======== Input data ========

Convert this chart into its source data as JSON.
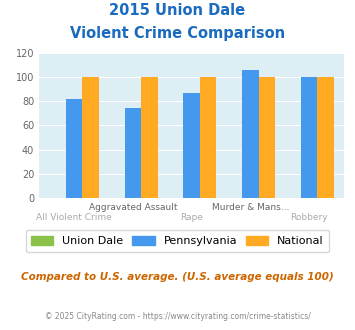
{
  "title_line1": "2015 Union Dale",
  "title_line2": "Violent Crime Comparison",
  "categories": [
    "All Violent Crime",
    "Aggravated Assault",
    "Rape",
    "Murder & Mans...",
    "Robbery"
  ],
  "union_dale": [
    0,
    0,
    0,
    0,
    0
  ],
  "pennsylvania": [
    82,
    74,
    87,
    106,
    100
  ],
  "national": [
    100,
    100,
    100,
    100,
    100
  ],
  "ylim": [
    0,
    120
  ],
  "yticks": [
    0,
    20,
    40,
    60,
    80,
    100,
    120
  ],
  "color_union_dale": "#8bc34a",
  "color_pennsylvania": "#4499ee",
  "color_national": "#ffaa22",
  "title_color": "#1a6bbf",
  "plot_bg_color": "#ddeef4",
  "footer_text": "© 2025 CityRating.com - https://www.cityrating.com/crime-statistics/",
  "compare_text": "Compared to U.S. average. (U.S. average equals 100)",
  "legend_labels": [
    "Union Dale",
    "Pennsylvania",
    "National"
  ],
  "label_row1": [
    "",
    "Aggravated Assault",
    "",
    "Murder & Mans...",
    ""
  ],
  "label_row2": [
    "All Violent Crime",
    "",
    "Rape",
    "",
    "Robbery"
  ]
}
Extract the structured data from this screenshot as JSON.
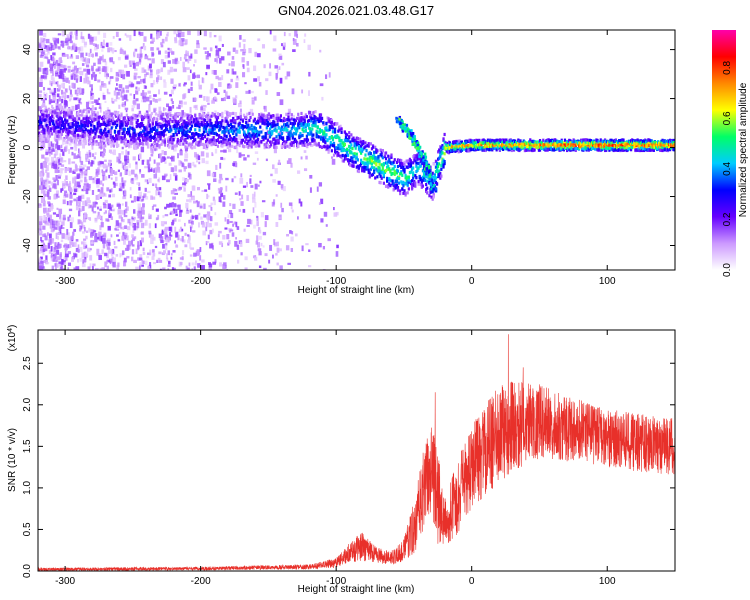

========

What you return should match the records above word for word, minus the pictures.

> [Task solution]
Convert this chart into its source data as JSON.
{
  "title_line1": "2015 Union Dale",
  "title_line2": "Violent Crime Comparison",
  "categories": [
    "All Violent Crime",
    "Aggravated Assault",
    "Rape",
    "Murder & Mans...",
    "Robbery"
  ],
  "union_dale": [
    0,
    0,
    0,
    0,
    0
  ],
  "pennsylvania": [
    82,
    74,
    87,
    106,
    100
  ],
  "national": [
    100,
    100,
    100,
    100,
    100
  ],
  "ylim": [
    0,
    120
  ],
  "yticks": [
    0,
    20,
    40,
    60,
    80,
    100,
    120
  ],
  "color_union_dale": "#8bc34a",
  "color_pennsylvania": "#4499ee",
  "color_national": "#ffaa22",
  "title_color": "#1a6bbf",
  "plot_bg_color": "#ddeef4",
  "footer_text": "© 2025 CityRating.com - https://www.cityrating.com/crime-statistics/",
  "compare_text": "Compared to U.S. average. (U.S. average equals 100)",
  "legend_labels": [
    "Union Dale",
    "Pennsylvania",
    "National"
  ],
  "label_row1": [
    "",
    "Aggravated Assault",
    "",
    "Murder & Mans...",
    ""
  ],
  "label_row2": [
    "All Violent Crime",
    "",
    "Rape",
    "",
    "Robbery"
  ]
}
Extract the structured data from this screenshot as JSON.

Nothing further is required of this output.